Using the records provided below, locate and copy each line that contains the word "screenshot".

>> Begin Input records

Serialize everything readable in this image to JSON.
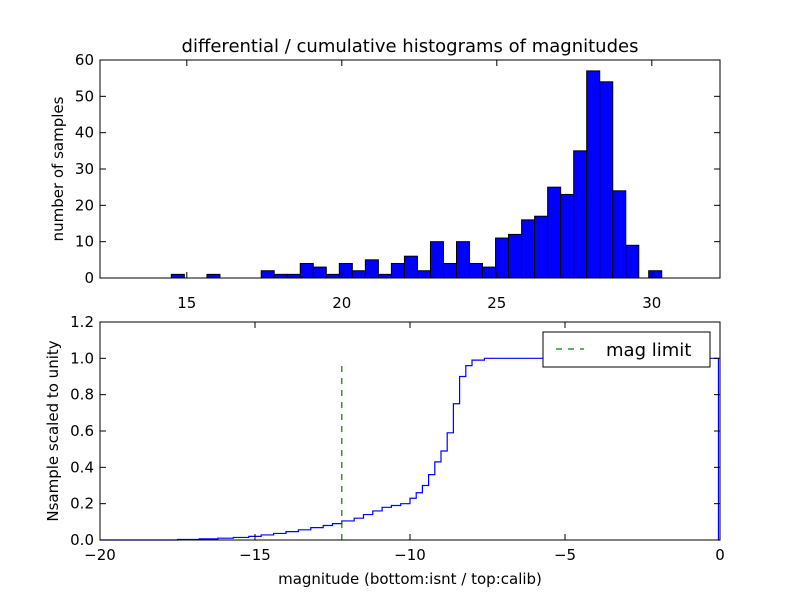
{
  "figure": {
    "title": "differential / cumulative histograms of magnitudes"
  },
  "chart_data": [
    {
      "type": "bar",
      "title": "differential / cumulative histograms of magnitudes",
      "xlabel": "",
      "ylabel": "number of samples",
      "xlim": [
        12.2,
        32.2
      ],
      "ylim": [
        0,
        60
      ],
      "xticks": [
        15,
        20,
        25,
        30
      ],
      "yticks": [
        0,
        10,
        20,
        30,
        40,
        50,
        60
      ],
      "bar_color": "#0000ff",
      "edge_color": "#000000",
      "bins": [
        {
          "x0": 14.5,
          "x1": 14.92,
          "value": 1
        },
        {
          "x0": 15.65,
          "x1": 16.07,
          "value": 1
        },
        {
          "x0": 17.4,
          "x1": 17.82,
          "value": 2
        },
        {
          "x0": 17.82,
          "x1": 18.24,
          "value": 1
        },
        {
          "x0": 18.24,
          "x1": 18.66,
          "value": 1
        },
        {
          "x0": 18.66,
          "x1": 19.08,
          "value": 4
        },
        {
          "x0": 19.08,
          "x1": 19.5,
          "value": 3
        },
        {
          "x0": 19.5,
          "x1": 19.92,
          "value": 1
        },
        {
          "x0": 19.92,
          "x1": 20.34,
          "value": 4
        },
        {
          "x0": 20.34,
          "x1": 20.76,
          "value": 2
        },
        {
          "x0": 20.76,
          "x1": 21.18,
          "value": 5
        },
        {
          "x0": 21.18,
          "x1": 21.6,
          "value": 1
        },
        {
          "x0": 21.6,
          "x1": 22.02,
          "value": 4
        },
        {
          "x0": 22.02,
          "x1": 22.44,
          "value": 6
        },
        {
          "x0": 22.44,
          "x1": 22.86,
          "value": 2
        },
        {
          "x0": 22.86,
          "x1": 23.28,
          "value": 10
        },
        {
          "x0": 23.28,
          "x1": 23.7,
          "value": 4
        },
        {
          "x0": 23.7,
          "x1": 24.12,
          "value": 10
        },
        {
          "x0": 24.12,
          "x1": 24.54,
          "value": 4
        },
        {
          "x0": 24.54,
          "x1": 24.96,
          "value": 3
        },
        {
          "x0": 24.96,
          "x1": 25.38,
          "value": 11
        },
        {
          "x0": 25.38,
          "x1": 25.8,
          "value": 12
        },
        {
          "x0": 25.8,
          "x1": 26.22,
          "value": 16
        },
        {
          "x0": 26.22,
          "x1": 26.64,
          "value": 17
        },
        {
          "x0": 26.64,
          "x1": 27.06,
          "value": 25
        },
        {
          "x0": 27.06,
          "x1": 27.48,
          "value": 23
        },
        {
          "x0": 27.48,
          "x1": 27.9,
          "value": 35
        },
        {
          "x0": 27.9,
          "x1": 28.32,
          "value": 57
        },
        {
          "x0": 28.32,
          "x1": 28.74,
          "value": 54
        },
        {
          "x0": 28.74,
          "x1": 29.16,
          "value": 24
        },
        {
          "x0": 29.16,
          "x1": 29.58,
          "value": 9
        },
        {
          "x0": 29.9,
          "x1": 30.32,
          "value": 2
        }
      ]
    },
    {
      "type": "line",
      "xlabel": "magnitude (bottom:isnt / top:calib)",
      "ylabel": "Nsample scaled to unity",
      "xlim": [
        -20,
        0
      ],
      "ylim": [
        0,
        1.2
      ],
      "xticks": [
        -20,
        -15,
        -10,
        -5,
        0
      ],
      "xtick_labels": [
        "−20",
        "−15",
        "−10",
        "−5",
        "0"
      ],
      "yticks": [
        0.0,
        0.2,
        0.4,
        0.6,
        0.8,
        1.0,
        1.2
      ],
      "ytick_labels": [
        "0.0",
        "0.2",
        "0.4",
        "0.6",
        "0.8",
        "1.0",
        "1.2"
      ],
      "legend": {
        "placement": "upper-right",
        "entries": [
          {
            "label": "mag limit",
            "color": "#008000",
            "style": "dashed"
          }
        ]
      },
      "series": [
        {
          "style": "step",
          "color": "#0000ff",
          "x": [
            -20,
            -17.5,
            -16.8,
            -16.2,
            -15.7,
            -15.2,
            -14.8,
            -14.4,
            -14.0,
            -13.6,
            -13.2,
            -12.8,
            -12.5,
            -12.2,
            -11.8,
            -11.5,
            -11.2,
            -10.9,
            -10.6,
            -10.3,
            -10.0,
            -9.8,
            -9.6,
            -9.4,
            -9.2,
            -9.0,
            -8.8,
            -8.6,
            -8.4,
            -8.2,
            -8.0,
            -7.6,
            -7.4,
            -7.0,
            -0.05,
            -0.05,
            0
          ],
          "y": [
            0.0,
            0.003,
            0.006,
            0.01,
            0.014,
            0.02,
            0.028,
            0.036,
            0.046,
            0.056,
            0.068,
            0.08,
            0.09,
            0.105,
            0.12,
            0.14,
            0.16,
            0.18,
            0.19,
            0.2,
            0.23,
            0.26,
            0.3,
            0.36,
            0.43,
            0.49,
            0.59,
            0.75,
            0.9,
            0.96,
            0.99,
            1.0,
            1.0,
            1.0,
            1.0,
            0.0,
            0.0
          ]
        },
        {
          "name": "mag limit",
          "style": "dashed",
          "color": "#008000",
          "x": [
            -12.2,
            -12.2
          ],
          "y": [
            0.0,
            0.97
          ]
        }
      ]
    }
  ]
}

>> End Input records
>> Begin Input records

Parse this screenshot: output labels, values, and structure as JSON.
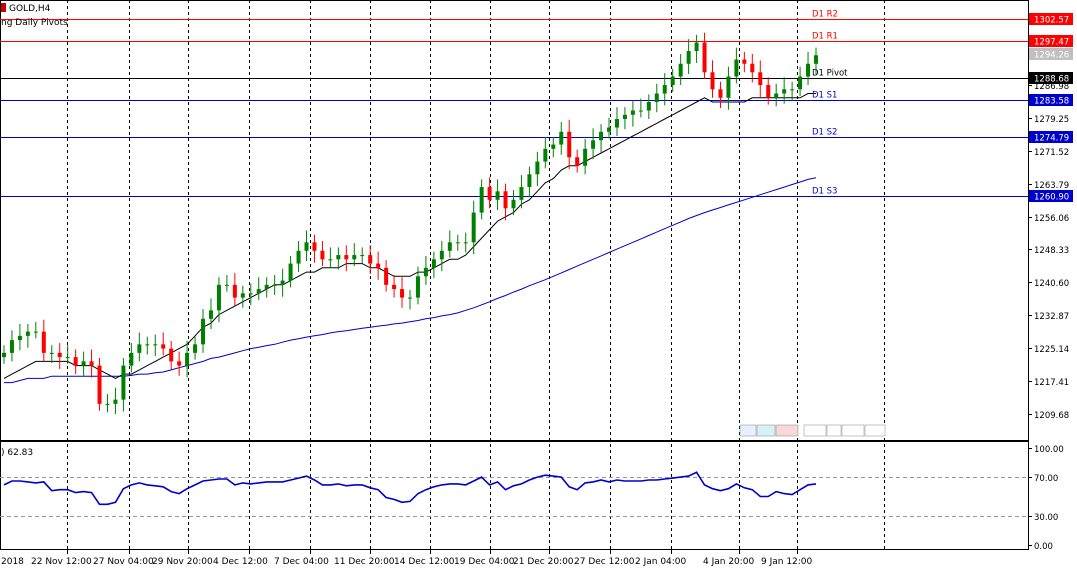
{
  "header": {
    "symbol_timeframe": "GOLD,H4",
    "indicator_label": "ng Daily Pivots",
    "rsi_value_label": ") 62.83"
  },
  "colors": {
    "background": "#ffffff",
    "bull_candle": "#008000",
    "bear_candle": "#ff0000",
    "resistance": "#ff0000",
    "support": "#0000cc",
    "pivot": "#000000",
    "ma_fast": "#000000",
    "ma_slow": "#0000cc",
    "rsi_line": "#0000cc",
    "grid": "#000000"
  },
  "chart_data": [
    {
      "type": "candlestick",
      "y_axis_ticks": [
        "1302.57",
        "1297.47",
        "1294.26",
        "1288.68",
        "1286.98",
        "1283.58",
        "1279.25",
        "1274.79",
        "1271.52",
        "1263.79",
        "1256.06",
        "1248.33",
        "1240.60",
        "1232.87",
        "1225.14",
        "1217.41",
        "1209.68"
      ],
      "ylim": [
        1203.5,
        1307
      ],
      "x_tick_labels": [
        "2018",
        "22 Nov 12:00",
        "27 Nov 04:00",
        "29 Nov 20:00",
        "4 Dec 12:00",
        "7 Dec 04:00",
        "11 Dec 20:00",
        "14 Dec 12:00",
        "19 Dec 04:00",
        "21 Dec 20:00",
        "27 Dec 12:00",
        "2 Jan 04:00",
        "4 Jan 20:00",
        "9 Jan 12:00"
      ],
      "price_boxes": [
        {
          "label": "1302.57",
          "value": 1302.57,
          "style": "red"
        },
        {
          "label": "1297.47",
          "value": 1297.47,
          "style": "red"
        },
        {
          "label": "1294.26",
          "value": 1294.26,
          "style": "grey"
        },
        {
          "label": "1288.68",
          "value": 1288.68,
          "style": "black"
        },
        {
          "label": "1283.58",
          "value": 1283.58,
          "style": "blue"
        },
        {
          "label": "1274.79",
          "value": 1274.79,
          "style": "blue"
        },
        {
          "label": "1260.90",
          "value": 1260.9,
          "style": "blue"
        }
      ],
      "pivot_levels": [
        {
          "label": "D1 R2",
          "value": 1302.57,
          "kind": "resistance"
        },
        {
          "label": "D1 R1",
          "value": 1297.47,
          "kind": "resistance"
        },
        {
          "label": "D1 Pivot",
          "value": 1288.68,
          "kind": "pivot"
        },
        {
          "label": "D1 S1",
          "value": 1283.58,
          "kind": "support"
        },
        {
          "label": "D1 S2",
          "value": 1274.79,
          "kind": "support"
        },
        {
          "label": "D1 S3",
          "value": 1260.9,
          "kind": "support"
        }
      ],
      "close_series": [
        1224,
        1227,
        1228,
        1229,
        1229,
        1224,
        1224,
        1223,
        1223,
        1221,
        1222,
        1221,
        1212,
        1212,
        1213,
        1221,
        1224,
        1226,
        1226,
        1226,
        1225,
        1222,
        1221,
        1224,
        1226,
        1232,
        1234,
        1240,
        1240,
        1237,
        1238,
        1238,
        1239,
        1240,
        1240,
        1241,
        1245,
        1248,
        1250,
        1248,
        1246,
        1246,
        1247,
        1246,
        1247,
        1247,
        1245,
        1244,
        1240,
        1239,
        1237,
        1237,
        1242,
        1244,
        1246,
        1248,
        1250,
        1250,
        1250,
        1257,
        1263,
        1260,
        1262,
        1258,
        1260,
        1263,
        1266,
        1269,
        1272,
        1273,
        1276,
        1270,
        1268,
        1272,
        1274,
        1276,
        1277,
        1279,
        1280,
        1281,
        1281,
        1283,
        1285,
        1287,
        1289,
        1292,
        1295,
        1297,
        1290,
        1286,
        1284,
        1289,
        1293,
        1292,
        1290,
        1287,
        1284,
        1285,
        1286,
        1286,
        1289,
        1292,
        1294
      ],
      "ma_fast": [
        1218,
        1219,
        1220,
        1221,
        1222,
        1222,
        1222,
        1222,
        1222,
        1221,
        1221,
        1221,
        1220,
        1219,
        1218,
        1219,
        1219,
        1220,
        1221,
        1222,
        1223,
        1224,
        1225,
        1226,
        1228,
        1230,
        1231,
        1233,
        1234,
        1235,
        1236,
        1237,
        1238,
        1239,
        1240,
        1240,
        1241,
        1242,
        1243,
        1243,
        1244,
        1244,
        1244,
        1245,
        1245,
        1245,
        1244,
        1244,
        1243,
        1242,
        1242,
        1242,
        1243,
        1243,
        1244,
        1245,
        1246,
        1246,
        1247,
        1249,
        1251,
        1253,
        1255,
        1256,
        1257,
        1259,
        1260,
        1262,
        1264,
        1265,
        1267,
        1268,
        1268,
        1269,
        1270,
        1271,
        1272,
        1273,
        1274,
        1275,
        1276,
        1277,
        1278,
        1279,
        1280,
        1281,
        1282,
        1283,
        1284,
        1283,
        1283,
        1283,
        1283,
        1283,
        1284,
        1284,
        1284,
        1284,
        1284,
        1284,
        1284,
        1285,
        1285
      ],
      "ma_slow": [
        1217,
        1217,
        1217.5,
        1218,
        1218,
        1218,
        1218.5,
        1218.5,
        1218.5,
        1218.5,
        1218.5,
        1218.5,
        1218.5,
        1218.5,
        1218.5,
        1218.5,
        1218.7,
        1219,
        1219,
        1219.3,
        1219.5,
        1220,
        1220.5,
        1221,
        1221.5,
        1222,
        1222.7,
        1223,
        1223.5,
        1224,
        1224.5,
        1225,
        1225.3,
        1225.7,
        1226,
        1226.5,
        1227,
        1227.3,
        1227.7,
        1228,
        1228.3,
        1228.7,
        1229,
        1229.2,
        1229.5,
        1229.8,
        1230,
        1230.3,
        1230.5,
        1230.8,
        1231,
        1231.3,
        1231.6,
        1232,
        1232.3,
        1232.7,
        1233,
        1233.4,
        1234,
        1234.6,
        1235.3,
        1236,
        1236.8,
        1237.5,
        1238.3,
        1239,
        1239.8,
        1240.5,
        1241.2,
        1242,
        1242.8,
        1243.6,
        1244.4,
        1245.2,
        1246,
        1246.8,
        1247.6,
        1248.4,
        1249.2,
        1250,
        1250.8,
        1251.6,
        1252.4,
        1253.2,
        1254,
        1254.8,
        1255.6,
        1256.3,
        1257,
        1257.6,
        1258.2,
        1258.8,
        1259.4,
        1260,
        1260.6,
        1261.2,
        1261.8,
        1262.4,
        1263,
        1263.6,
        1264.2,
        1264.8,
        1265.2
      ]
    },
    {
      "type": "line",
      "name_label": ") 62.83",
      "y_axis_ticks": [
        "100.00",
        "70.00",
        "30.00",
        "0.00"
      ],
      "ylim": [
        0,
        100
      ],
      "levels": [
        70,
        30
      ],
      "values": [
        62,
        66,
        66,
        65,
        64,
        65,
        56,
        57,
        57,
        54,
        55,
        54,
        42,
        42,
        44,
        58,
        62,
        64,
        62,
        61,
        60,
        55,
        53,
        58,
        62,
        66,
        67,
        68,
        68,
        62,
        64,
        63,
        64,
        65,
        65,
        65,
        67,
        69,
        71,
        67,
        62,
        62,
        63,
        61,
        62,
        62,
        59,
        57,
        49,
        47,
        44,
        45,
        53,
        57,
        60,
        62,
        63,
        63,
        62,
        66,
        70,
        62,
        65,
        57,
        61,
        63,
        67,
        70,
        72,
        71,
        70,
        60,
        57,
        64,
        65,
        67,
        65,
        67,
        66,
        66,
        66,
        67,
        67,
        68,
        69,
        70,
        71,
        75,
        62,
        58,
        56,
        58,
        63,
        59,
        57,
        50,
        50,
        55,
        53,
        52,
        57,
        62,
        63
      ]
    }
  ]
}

>> End Input records
>> Begin Input records

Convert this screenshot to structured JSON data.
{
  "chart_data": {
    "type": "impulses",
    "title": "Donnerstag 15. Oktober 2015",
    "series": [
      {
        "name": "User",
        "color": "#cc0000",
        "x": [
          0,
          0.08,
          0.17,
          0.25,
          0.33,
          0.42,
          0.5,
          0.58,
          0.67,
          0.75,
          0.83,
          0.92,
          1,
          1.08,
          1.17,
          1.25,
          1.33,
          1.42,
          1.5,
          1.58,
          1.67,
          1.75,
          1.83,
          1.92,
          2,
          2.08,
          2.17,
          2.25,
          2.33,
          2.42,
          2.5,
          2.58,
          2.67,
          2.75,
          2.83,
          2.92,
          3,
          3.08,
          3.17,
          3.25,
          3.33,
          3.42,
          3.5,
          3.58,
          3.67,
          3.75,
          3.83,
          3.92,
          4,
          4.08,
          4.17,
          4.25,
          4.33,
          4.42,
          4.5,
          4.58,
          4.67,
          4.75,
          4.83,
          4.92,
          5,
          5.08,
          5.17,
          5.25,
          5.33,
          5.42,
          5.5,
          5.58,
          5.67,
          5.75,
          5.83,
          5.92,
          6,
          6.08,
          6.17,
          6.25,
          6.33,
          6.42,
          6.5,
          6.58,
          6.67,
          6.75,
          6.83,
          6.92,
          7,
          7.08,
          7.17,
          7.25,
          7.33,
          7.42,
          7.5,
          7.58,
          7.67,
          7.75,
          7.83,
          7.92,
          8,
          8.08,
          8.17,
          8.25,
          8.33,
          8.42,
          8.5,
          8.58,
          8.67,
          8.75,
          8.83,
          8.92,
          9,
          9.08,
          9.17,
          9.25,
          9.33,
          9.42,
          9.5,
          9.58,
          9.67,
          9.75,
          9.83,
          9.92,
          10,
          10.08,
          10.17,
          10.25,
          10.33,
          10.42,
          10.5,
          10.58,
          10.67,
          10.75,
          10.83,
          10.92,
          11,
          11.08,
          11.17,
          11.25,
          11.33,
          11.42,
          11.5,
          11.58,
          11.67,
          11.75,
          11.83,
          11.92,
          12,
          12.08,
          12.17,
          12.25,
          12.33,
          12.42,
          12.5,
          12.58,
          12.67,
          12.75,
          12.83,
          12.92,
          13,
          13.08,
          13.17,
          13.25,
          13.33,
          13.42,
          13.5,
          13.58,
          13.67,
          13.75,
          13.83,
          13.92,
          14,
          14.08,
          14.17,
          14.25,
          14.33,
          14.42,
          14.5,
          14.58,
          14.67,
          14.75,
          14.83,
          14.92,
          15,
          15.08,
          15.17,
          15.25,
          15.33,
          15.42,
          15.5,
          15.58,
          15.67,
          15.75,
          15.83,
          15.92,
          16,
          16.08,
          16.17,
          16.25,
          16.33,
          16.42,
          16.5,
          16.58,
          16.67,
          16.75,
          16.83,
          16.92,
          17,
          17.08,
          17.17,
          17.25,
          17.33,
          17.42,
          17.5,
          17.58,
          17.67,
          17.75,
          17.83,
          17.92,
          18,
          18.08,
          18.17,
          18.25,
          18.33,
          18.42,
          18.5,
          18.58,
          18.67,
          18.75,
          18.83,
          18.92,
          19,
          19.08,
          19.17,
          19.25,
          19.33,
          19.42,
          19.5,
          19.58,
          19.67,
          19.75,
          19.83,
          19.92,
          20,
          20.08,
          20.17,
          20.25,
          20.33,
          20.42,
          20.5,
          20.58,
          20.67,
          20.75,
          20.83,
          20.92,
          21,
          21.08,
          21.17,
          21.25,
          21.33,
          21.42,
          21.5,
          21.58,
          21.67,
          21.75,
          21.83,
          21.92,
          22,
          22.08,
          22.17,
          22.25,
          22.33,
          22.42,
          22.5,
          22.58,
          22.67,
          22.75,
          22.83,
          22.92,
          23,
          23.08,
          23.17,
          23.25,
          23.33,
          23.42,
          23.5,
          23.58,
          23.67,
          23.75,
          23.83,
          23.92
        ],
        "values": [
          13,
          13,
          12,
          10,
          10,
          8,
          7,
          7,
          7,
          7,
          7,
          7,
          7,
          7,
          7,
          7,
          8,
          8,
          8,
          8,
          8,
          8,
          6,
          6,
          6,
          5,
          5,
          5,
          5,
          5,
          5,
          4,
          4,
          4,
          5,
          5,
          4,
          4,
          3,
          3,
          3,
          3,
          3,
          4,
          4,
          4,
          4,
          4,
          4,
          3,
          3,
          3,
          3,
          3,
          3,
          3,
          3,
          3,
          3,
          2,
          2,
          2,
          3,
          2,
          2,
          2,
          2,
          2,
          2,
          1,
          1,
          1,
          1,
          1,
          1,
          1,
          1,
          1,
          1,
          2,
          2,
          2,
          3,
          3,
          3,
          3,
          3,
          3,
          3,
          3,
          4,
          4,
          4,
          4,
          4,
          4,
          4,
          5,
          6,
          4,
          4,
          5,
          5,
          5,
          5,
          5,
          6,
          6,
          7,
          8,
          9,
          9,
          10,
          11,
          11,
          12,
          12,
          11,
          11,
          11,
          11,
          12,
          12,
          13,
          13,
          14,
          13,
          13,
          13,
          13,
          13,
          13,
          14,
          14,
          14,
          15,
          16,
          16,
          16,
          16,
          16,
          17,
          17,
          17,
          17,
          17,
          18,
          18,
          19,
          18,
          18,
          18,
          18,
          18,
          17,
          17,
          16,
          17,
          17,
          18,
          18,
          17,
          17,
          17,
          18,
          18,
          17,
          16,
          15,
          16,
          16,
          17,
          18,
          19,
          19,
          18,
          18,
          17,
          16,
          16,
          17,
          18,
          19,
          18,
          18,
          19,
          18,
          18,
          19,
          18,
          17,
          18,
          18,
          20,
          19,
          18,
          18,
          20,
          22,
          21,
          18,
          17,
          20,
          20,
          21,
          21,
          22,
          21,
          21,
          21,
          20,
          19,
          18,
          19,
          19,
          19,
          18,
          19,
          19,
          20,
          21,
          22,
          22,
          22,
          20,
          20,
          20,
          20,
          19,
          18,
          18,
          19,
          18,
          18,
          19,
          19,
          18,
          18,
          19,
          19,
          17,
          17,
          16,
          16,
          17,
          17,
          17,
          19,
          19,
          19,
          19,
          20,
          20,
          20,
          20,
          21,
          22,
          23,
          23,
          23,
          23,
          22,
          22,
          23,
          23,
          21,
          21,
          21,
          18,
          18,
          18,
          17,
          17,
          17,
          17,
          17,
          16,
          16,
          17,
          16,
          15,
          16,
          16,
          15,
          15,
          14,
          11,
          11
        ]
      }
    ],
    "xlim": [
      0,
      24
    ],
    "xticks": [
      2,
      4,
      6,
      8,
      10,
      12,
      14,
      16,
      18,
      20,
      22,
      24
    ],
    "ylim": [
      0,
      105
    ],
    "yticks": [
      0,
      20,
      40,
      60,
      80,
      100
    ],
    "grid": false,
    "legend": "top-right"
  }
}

>> End Input records

Task answer »
Parse this screenshot: output labels, values, and structure as JSON.
Convert this screenshot to structured JSON data.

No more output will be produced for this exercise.